(Dataset items)
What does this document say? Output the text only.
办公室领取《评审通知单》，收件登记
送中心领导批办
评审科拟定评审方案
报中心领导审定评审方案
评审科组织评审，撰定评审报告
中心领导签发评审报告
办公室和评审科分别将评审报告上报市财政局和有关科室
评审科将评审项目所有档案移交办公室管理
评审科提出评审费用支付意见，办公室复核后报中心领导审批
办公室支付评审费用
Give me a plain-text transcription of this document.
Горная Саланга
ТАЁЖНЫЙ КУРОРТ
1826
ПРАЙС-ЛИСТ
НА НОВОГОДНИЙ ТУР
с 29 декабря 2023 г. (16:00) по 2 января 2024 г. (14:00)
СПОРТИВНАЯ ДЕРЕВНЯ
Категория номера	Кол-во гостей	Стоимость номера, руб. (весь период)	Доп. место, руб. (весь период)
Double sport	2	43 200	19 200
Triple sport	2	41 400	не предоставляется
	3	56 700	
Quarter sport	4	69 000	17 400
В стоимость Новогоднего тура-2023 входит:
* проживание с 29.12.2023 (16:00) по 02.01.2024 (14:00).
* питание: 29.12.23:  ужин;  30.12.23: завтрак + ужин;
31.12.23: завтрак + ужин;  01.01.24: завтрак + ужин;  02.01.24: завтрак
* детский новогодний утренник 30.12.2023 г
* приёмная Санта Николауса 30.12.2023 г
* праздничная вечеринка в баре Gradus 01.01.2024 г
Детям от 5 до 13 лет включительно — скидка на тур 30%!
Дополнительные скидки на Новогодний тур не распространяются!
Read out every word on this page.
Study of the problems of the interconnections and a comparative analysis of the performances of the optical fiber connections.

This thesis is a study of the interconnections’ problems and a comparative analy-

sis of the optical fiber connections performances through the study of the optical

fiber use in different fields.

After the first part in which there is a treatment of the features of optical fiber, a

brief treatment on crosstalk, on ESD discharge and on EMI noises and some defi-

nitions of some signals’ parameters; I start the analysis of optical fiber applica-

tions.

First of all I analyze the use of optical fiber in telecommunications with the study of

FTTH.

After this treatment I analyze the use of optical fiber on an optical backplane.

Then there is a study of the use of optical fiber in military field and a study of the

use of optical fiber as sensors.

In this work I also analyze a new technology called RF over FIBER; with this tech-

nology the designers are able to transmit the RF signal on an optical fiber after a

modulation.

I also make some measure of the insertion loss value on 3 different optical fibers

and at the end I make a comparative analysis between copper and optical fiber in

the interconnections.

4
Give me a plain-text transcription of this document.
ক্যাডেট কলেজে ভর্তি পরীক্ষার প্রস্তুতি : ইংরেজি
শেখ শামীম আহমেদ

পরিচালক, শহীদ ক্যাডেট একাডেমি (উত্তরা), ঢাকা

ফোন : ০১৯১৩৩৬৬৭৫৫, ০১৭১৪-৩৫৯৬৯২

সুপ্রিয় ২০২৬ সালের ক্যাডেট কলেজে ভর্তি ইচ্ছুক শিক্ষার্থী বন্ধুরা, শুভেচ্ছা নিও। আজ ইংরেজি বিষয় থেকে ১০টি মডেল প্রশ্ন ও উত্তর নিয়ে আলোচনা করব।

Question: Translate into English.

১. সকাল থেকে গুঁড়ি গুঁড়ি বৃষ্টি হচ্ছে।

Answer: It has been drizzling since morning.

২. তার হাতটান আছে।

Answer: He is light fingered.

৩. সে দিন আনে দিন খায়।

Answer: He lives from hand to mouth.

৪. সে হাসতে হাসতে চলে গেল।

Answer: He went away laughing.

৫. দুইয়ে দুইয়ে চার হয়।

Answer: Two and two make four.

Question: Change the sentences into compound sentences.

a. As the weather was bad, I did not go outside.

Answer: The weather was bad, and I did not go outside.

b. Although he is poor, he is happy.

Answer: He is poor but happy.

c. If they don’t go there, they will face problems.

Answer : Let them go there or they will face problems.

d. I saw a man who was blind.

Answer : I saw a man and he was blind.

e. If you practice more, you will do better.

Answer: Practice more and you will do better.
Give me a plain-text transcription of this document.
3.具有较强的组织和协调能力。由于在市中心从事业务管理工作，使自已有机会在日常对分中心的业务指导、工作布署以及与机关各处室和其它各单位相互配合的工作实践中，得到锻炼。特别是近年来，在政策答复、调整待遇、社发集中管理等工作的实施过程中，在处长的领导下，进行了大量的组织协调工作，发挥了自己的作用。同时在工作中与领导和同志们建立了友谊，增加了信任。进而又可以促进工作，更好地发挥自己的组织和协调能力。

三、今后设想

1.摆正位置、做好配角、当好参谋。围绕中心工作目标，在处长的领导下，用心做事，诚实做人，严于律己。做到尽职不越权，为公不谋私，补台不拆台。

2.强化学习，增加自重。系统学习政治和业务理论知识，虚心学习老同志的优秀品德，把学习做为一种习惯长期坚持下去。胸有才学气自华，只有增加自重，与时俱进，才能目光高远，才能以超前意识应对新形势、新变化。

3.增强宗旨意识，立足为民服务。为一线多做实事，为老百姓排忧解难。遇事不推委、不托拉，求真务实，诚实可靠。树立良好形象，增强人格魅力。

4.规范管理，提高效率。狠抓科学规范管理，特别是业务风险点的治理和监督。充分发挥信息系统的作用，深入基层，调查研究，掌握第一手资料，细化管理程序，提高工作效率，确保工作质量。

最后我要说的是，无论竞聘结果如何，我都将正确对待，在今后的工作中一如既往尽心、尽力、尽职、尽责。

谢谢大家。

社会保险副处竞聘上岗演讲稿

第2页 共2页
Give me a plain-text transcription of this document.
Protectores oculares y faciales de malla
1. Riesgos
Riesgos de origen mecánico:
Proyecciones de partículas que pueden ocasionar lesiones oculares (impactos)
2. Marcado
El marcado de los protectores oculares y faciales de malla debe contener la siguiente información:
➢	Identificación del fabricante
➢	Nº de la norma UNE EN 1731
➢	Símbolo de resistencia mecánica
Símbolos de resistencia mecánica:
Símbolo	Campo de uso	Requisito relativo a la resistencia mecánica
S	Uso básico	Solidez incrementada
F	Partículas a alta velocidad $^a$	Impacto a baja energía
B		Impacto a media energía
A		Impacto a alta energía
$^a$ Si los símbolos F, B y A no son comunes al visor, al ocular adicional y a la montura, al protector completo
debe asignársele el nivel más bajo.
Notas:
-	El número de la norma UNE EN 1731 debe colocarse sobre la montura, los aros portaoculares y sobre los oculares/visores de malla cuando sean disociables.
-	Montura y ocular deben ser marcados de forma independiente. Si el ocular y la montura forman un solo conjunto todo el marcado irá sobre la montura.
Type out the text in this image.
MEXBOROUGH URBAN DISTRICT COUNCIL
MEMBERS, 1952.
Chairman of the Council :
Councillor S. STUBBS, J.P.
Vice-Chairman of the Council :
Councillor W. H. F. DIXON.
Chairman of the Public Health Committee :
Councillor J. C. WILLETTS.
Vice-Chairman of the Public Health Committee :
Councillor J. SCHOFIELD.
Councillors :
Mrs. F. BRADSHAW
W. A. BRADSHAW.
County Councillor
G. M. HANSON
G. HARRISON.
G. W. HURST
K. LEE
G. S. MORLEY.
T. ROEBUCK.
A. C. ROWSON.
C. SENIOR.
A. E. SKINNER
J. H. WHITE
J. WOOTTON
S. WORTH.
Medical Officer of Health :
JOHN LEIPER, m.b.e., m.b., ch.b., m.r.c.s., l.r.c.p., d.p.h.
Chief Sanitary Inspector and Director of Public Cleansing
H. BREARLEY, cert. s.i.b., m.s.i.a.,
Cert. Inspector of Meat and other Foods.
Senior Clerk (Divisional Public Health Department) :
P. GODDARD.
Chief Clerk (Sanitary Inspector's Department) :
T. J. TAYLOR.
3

● **Aim of the exercise**: Without omitting anything, output the entries exactly.

● **Complete output**:
What does this document say? Output the text only.
办公室领取《评审通知单》，收件登记
送中心领导批办
评审科拟定评审方案
报中心领导审定评审方案
评审科组织评审，撰定评审报告
中心领导签发评审报告
办公室和评审科分别将评审报告上报市财政局和有关科室
评审科将评审项目所有档案移交办公室管理
评审科提出评审费用支付意见，办公室复核后报中心领导审批
办公室支付评审费用
Give me a plain-text transcription of this document.
Горная Саланга
ТАЁЖНЫЙ КУРОРТ
1826
ПРАЙС-ЛИСТ
НА НОВОГОДНИЙ ТУР
с 29 декабря 2023 г. (16:00) по 2 января 2024 г. (14:00)
СПОРТИВНАЯ ДЕРЕВНЯ
Категория номера	Кол-во гостей	Стоимость номера, руб. (весь период)	Доп. место, руб. (весь период)
Double sport	2	43 200	19 200
Triple sport	2	41 400	не предоставляется
	3	56 700	
Quarter sport	4	69 000	17 400
В стоимость Новогоднего тура-2023 входит:
* проживание с 29.12.2023 (16:00) по 02.01.2024 (14:00).
* питание: 29.12.23:  ужин;  30.12.23: завтрак + ужин;
31.12.23: завтрак + ужин;  01.01.24: завтрак + ужин;  02.01.24: завтрак
* детский новогодний утренник 30.12.2023 г
* приёмная Санта Николауса 30.12.2023 г
* праздничная вечеринка в баре Gradus 01.01.2024 г
Детям от 5 до 13 лет включительно — скидка на тур 30%!
Дополнительные скидки на Новогодний тур не распространяются!
Read out every word on this page.
Study of the problems of the interconnections and a comparative analysis of the performances of the optical fiber connections.

This thesis is a study of the interconnections’ problems and a comparative analy-

sis of the optical fiber connections performances through the study of the optical

fiber use in different fields.

After the first part in which there is a treatment of the features of optical fiber, a

brief treatment on crosstalk, on ESD discharge and on EMI noises and some defi-

nitions of some signals’ parameters; I start the analysis of optical fiber applica-

tions.

First of all I analyze the use of optical fiber in telecommunications with the study of

FTTH.

After this treatment I analyze the use of optical fiber on an optical backplane.

Then there is a study of the use of optical fiber in military field and a study of the

use of optical fiber as sensors.

In this work I also analyze a new technology called RF over FIBER; with this tech-

nology the designers are able to transmit the RF signal on an optical fiber after a

modulation.

I also make some measure of the insertion loss value on 3 different optical fibers

and at the end I make a comparative analysis between copper and optical fiber in

the interconnections.

4
Give me a plain-text transcription of this document.
ক্যাডেট কলেজে ভর্তি পরীক্ষার প্রস্তুতি : ইংরেজি
শেখ শামীম আহমেদ

পরিচালক, শহীদ ক্যাডেট একাডেমি (উত্তরা), ঢাকা

ফোন : ০১৯১৩৩৬৬৭৫৫, ০১৭১৪-৩৫৯৬৯২

সুপ্রিয় ২০২৬ সালের ক্যাডেট কলেজে ভর্তি ইচ্ছুক শিক্ষার্থী বন্ধুরা, শুভেচ্ছা নিও। আজ ইংরেজি বিষয় থেকে ১০টি মডেল প্রশ্ন ও উত্তর নিয়ে আলোচনা করব।

Question: Translate into English.

১. সকাল থেকে গুঁড়ি গুঁড়ি বৃষ্টি হচ্ছে।

Answer: It has been drizzling since morning.

২. তার হাতটান আছে।

Answer: He is light fingered.

৩. সে দিন আনে দিন খায়।

Answer: He lives from hand to mouth.

৪. সে হাসতে হাসতে চলে গেল।

Answer: He went away laughing.

৫. দুইয়ে দুইয়ে চার হয়।

Answer: Two and two make four.

Question: Change the sentences into compound sentences.

a. As the weather was bad, I did not go outside.

Answer: The weather was bad, and I did not go outside.

b. Although he is poor, he is happy.

Answer: He is poor but happy.

c. If they don’t go there, they will face problems.

Answer : Let them go there or they will face problems.

d. I saw a man who was blind.

Answer : I saw a man and he was blind.

e. If you practice more, you will do better.

Answer: Practice more and you will do better.
Give me a plain-text transcription of this document.
3.具有较强的组织和协调能力。由于在市中心从事业务管理工作，使自已有机会在日常对分中心的业务指导、工作布署以及与机关各处室和其它各单位相互配合的工作实践中，得到锻炼。特别是近年来，在政策答复、调整待遇、社发集中管理等工作的实施过程中，在处长的领导下，进行了大量的组织协调工作，发挥了自己的作用。同时在工作中与领导和同志们建立了友谊，增加了信任。进而又可以促进工作，更好地发挥自己的组织和协调能力。

三、今后设想

1.摆正位置、做好配角、当好参谋。围绕中心工作目标，在处长的领导下，用心做事，诚实做人，严于律己。做到尽职不越权，为公不谋私，补台不拆台。

2.强化学习，增加自重。系统学习政治和业务理论知识，虚心学习老同志的优秀品德，把学习做为一种习惯长期坚持下去。胸有才学气自华，只有增加自重，与时俱进，才能目光高远，才能以超前意识应对新形势、新变化。

3.增强宗旨意识，立足为民服务。为一线多做实事，为老百姓排忧解难。遇事不推委、不托拉，求真务实，诚实可靠。树立良好形象，增强人格魅力。

4.规范管理，提高效率。狠抓科学规范管理，特别是业务风险点的治理和监督。充分发挥信息系统的作用，深入基层，调查研究，掌握第一手资料，细化管理程序，提高工作效率，确保工作质量。

最后我要说的是，无论竞聘结果如何，我都将正确对待，在今后的工作中一如既往尽心、尽力、尽职、尽责。

谢谢大家。

社会保险副处竞聘上岗演讲稿

第2页 共2页
Give me a plain-text transcription of this document.
Protectores oculares y faciales de malla
1. Riesgos
Riesgos de origen mecánico:
Proyecciones de partículas que pueden ocasionar lesiones oculares (impactos)
2. Marcado
El marcado de los protectores oculares y faciales de malla debe contener la siguiente información:
➢	Identificación del fabricante
➢	Nº de la norma UNE EN 1731
➢	Símbolo de resistencia mecánica
Símbolos de resistencia mecánica:
Símbolo	Campo de uso	Requisito relativo a la resistencia mecánica
S	Uso básico	Solidez incrementada
F	Partículas a alta velocidad $^a$	Impacto a baja energía
B		Impacto a media energía
A		Impacto a alta energía
$^a$ Si los símbolos F, B y A no son comunes al visor, al ocular adicional y a la montura, al protector completo
debe asignársele el nivel más bajo.
Notas:
-	El número de la norma UNE EN 1731 debe colocarse sobre la montura, los aros portaoculares y sobre los oculares/visores de malla cuando sean disociables.
-	Montura y ocular deben ser marcados de forma independiente. Si el ocular y la montura forman un solo conjunto todo el marcado irá sobre la montura.
Type out the text in this image.
MEXBOROUGH URBAN DISTRICT COUNCIL
MEMBERS, 1952.
Chairman of the Council :
Councillor S. STUBBS, J.P.
Vice-Chairman of the Council :
Councillor W. H. F. DIXON.
Chairman of the Public Health Committee :
Councillor J. C. WILLETTS.
Vice-Chairman of the Public Health Committee :
Councillor J. SCHOFIELD.
Councillors :
Mrs. F. BRADSHAW
W. A. BRADSHAW.
County Councillor
G. M. HANSON
G. HARRISON.
G. W. HURST
K. LEE
G. S. MORLEY.
T. ROEBUCK.
A. C. ROWSON.
C. SENIOR.
A. E. SKINNER
J. H. WHITE
J. WOOTTON
S. WORTH.
Medical Officer of Health :
JOHN LEIPER, m.b.e., m.b., ch.b., m.r.c.s., l.r.c.p., d.p.h.
Chief Sanitary Inspector and Director of Public Cleansing
H. BREARLEY, cert. s.i.b., m.s.i.a.,
Cert. Inspector of Meat and other Foods.
Senior Clerk (Divisional Public Health Department) :
P. GODDARD.
Chief Clerk (Sanitary Inspector's Department) :
T. J. TAYLOR.
3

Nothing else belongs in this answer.